**WRITTEN TASK**
Pull out every line from the listing that has the word "xlabel".

Rows from a dataset:

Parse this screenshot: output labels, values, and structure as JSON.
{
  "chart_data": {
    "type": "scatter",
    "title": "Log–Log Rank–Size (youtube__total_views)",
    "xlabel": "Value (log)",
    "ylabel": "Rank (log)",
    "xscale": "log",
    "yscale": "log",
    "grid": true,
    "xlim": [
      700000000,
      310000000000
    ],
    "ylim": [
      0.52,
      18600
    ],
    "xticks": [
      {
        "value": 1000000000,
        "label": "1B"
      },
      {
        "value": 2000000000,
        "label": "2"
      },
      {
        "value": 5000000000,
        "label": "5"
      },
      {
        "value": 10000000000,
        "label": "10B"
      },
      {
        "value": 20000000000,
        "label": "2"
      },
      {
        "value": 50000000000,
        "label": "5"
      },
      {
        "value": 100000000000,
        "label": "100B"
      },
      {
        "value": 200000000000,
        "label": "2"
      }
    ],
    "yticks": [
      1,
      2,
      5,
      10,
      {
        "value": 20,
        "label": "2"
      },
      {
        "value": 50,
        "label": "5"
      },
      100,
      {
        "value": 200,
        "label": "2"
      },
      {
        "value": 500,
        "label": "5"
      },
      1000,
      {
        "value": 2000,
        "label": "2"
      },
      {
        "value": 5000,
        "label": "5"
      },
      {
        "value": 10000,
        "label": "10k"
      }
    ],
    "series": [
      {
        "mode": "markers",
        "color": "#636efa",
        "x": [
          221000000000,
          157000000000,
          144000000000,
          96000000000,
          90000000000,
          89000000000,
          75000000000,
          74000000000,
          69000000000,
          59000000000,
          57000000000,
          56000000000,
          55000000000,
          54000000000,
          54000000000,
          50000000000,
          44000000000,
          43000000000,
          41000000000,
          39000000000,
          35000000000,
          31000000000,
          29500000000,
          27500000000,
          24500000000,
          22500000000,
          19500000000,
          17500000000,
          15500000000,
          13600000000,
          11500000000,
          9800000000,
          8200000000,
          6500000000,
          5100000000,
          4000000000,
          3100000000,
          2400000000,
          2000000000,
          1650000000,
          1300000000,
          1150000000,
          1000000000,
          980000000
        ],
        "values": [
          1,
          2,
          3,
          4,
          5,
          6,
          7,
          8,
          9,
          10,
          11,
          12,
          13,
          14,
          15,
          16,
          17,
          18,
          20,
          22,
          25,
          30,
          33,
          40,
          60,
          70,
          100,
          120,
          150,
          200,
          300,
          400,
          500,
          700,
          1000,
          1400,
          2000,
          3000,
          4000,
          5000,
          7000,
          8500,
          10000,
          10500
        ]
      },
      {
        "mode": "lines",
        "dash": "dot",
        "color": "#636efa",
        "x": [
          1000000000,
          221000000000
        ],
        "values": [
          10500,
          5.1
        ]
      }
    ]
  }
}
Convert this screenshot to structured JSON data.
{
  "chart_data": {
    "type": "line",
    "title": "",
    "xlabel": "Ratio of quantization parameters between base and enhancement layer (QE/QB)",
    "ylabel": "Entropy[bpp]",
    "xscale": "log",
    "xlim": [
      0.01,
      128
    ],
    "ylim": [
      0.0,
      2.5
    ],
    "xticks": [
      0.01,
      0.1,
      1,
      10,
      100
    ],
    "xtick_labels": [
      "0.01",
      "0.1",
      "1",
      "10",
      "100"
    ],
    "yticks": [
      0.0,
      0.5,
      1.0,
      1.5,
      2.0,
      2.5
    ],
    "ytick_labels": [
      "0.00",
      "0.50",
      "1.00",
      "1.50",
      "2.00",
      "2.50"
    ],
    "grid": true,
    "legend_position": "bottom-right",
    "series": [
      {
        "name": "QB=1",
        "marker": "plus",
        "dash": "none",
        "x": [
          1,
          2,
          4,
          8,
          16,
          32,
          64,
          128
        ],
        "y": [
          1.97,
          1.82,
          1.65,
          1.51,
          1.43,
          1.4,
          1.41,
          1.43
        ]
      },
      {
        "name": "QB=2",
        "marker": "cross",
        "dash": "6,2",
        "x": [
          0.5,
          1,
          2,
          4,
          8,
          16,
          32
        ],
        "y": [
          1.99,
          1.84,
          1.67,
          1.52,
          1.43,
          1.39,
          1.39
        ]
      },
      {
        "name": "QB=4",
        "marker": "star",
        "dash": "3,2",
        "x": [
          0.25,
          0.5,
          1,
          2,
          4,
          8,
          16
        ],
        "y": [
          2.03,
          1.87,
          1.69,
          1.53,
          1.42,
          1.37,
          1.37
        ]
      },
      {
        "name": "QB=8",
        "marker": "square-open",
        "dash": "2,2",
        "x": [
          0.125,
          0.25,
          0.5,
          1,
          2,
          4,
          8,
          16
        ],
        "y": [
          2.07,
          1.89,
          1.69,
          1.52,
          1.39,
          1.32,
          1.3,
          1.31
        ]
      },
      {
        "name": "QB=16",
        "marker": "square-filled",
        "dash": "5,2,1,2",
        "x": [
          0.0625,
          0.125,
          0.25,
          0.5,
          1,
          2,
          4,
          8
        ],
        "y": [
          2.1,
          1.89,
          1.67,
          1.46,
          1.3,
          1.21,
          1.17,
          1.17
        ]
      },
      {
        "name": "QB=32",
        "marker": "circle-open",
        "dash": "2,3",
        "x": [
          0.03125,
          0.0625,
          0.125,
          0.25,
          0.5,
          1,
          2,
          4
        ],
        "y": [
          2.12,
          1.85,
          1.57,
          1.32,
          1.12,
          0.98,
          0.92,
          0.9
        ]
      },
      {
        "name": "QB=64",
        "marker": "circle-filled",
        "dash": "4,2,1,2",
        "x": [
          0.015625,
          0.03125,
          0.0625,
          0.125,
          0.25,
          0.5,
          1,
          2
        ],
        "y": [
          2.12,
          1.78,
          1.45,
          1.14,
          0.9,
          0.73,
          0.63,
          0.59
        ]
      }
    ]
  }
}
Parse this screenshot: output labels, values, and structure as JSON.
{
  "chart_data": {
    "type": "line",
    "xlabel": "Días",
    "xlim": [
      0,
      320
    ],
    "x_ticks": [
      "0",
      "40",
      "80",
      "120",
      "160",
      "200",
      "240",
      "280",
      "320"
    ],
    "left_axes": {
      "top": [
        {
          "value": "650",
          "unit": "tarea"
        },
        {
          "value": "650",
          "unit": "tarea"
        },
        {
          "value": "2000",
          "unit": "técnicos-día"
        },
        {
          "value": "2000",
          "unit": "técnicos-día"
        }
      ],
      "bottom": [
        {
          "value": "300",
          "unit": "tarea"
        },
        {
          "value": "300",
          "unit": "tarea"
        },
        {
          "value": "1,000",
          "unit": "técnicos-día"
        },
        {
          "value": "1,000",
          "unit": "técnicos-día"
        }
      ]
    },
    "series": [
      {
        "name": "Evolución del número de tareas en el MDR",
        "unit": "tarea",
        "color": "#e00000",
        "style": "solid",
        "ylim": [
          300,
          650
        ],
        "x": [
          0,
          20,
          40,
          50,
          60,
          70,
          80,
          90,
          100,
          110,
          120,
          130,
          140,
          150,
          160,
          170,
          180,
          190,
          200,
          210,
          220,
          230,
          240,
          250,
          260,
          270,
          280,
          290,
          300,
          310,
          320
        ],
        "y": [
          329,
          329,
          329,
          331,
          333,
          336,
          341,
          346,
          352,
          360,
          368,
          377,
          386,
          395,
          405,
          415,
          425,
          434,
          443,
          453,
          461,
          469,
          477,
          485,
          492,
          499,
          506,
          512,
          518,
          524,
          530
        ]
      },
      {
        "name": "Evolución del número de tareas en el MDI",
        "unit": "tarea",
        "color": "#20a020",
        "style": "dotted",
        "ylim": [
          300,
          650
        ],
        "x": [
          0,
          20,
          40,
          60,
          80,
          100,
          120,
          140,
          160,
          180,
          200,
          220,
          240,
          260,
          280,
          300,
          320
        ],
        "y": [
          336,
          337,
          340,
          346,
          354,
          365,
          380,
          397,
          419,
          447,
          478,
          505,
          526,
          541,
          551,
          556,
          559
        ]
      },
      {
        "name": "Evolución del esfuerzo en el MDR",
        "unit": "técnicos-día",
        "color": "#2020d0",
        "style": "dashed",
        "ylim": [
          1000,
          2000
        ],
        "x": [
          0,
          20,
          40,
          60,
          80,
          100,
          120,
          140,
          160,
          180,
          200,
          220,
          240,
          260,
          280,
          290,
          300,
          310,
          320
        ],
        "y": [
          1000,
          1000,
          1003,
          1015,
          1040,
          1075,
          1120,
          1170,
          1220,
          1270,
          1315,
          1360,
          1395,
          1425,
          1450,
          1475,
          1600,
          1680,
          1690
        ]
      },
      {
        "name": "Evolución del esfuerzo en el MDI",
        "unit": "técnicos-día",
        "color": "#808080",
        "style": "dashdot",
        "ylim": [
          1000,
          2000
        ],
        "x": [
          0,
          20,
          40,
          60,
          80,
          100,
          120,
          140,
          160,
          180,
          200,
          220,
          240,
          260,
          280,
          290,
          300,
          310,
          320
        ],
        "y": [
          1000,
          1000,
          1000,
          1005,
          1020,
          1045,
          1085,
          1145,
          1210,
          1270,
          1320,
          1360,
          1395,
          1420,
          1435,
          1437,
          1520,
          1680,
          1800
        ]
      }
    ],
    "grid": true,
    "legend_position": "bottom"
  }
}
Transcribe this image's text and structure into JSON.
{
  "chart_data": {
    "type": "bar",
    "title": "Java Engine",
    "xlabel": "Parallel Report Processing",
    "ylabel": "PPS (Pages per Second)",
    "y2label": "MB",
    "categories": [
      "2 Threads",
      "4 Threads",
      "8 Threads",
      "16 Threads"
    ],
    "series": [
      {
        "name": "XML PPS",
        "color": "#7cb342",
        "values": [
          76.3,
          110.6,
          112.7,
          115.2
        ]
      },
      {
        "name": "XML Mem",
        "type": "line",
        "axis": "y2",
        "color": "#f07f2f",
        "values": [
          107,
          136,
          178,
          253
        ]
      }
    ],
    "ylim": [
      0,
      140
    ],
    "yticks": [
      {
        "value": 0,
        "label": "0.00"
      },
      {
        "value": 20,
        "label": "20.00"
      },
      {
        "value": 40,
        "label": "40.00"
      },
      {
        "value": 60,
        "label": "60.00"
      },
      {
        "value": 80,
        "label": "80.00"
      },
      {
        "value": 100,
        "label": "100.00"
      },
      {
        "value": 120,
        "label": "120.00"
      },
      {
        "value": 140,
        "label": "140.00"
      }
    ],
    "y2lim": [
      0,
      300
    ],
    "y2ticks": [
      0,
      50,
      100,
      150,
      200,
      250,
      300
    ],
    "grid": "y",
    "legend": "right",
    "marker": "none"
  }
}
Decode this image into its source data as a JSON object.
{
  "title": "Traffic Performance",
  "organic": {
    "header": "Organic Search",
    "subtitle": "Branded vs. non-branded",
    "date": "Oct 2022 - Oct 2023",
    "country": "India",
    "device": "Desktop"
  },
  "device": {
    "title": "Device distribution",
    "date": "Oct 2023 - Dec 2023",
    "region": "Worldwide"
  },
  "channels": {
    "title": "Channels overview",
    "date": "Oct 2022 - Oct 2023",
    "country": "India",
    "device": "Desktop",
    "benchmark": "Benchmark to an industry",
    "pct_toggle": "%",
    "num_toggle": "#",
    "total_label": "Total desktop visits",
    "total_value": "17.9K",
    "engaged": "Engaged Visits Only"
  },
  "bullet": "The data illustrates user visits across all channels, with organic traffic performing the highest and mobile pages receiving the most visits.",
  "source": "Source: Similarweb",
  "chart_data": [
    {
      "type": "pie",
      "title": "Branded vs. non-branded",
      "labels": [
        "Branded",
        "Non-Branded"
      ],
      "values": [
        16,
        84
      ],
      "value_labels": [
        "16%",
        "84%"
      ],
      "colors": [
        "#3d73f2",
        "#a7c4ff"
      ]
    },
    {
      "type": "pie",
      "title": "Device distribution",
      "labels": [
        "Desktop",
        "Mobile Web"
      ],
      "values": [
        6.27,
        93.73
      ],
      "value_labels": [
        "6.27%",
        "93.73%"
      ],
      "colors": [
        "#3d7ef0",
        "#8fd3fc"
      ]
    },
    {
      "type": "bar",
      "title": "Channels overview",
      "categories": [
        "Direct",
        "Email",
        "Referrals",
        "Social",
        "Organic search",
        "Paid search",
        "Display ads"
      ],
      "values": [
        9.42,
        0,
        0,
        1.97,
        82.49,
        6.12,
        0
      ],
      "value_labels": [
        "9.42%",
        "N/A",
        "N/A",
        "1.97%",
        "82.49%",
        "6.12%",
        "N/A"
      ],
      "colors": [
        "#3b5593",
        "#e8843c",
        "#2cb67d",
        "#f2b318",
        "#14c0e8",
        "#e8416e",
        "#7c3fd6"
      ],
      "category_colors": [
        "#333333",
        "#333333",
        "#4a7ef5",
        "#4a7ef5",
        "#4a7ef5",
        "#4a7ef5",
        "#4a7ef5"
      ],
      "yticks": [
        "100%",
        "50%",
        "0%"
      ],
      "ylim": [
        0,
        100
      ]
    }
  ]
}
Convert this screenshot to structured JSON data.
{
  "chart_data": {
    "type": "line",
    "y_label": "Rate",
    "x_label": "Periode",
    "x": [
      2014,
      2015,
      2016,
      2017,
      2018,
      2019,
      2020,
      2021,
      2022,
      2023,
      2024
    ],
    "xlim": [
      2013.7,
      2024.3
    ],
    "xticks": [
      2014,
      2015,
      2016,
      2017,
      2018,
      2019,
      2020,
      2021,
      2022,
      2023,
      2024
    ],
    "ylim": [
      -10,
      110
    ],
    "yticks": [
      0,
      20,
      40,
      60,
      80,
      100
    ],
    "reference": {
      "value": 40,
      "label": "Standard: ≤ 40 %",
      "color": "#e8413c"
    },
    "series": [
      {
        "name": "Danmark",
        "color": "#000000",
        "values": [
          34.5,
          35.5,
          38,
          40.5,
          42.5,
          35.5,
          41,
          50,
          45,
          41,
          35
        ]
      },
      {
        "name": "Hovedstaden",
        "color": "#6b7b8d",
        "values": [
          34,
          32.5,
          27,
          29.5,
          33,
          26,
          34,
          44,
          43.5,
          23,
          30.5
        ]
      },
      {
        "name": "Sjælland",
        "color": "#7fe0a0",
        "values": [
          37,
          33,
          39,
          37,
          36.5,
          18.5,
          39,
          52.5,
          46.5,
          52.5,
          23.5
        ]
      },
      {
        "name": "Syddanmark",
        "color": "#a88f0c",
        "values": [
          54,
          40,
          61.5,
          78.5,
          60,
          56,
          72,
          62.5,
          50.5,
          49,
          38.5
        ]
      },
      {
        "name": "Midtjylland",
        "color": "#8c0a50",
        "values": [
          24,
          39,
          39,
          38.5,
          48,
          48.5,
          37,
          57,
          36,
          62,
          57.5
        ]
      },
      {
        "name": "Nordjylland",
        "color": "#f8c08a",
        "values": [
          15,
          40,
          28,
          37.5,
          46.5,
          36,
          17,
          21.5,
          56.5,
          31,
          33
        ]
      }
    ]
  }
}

**THE RESPONSE**
    "xlabel": "Value (log)",
    "xlabel": "Ratio of quantization parameters between base and enhancement layer (QE/QB)",
    "xlabel": "Días",
    "xlabel": "Parallel Report Processing",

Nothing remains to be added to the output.